STATED TASK — Each line that follows is to be retyped exactly.

EXERCISE MATERIAL —
***
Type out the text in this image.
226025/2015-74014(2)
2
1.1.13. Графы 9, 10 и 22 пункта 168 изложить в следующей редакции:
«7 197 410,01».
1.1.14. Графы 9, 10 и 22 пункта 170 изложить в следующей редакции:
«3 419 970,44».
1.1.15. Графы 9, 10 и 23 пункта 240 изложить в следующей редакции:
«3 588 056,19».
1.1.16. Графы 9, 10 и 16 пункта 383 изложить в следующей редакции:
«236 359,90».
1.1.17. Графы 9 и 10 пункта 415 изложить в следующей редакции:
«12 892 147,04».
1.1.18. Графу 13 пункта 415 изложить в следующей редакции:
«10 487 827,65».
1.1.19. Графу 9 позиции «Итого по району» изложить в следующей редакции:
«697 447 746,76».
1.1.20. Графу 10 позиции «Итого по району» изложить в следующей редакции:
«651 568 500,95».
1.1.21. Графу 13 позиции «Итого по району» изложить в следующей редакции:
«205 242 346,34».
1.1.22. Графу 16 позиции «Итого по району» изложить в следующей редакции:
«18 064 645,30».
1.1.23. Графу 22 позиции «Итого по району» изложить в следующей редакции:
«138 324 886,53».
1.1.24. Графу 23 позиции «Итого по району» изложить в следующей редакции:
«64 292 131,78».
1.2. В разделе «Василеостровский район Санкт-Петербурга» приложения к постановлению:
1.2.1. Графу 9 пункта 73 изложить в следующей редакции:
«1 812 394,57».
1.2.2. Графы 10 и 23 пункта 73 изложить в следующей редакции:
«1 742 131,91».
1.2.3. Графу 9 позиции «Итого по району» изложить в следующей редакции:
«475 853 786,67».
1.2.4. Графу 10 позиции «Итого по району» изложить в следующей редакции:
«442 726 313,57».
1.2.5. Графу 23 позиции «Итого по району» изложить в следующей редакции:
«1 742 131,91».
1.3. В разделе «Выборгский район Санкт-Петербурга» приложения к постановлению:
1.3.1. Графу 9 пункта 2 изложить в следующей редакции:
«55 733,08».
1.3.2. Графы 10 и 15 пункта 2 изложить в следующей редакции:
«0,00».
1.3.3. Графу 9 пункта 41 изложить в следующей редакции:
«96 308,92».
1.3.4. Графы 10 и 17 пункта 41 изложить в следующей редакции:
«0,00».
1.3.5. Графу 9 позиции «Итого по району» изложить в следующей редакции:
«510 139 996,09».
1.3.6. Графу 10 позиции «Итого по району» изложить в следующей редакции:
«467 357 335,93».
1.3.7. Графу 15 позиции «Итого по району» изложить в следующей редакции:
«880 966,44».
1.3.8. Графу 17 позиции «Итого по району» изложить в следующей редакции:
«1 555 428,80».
***
FULL OUTPUT —
Type out the text in this image.
226025/2015-74014(2)
2
1.1.13. Графы 9, 10 и 22 пункта 168 изложить в следующей редакции:
«7 197 410,01».
1.1.14. Графы 9, 10 и 22 пункта 170 изложить в следующей редакции:
«3 419 970,44».
1.1.15. Графы 9, 10 и 23 пункта 240 изложить в следующей редакции:
«3 588 056,19».
1.1.16. Графы 9, 10 и 16 пункта 383 изложить в следующей редакции:
«236 359,90».
1.1.17. Графы 9 и 10 пункта 415 изложить в следующей редакции:
«12 892 147,04».
1.1.18. Графу 13 пункта 415 изложить в следующей редакции:
«10 487 827,65».
1.1.19. Графу 9 позиции «Итого по району» изложить в следующей редакции:
«697 447 746,76».
1.1.20. Графу 10 позиции «Итого по району» изложить в следующей редакции:
«651 568 500,95».
1.1.21. Графу 13 позиции «Итого по району» изложить в следующей редакции:
«205 242 346,34».
1.1.22. Графу 16 позиции «Итого по району» изложить в следующей редакции:
«18 064 645,30».
1.1.23. Графу 22 позиции «Итого по району» изложить в следующей редакции:
«138 324 886,53».
1.1.24. Графу 23 позиции «Итого по району» изложить в следующей редакции:
«64 292 131,78».
1.2. В разделе «Василеостровский район Санкт-Петербурга» приложения к постановлению:
1.2.1. Графу 9 пункта 73 изложить в следующей редакции:
«1 812 394,57».
1.2.2. Графы 10 и 23 пункта 73 изложить в следующей редакции:
«1 742 131,91».
1.2.3. Графу 9 позиции «Итого по району» изложить в следующей редакции:
«475 853 786,67».
1.2.4. Графу 10 позиции «Итого по району» изложить в следующей редакции:
«442 726 313,57».
1.2.5. Графу 23 позиции «Итого по району» изложить в следующей редакции:
«1 742 131,91».
1.3. В разделе «Выборгский район Санкт-Петербурга» приложения к постановлению:
1.3.1. Графу 9 пункта 2 изложить в следующей редакции:
«55 733,08».
1.3.2. Графы 10 и 15 пункта 2 изложить в следующей редакции:
«0,00».
1.3.3. Графу 9 пункта 41 изложить в следующей редакции:
«96 308,92».
1.3.4. Графы 10 и 17 пункта 41 изложить в следующей редакции:
«0,00».
1.3.5. Графу 9 позиции «Итого по району» изложить в следующей редакции:
«510 139 996,09».
1.3.6. Графу 10 позиции «Итого по району» изложить в следующей редакции:
«467 357 335,93».
1.3.7. Графу 15 позиции «Итого по району» изложить в следующей редакции:
«880 966,44».
1.3.8. Графу 17 позиции «Итого по району» изложить в следующей редакции:
«1 555 428,80».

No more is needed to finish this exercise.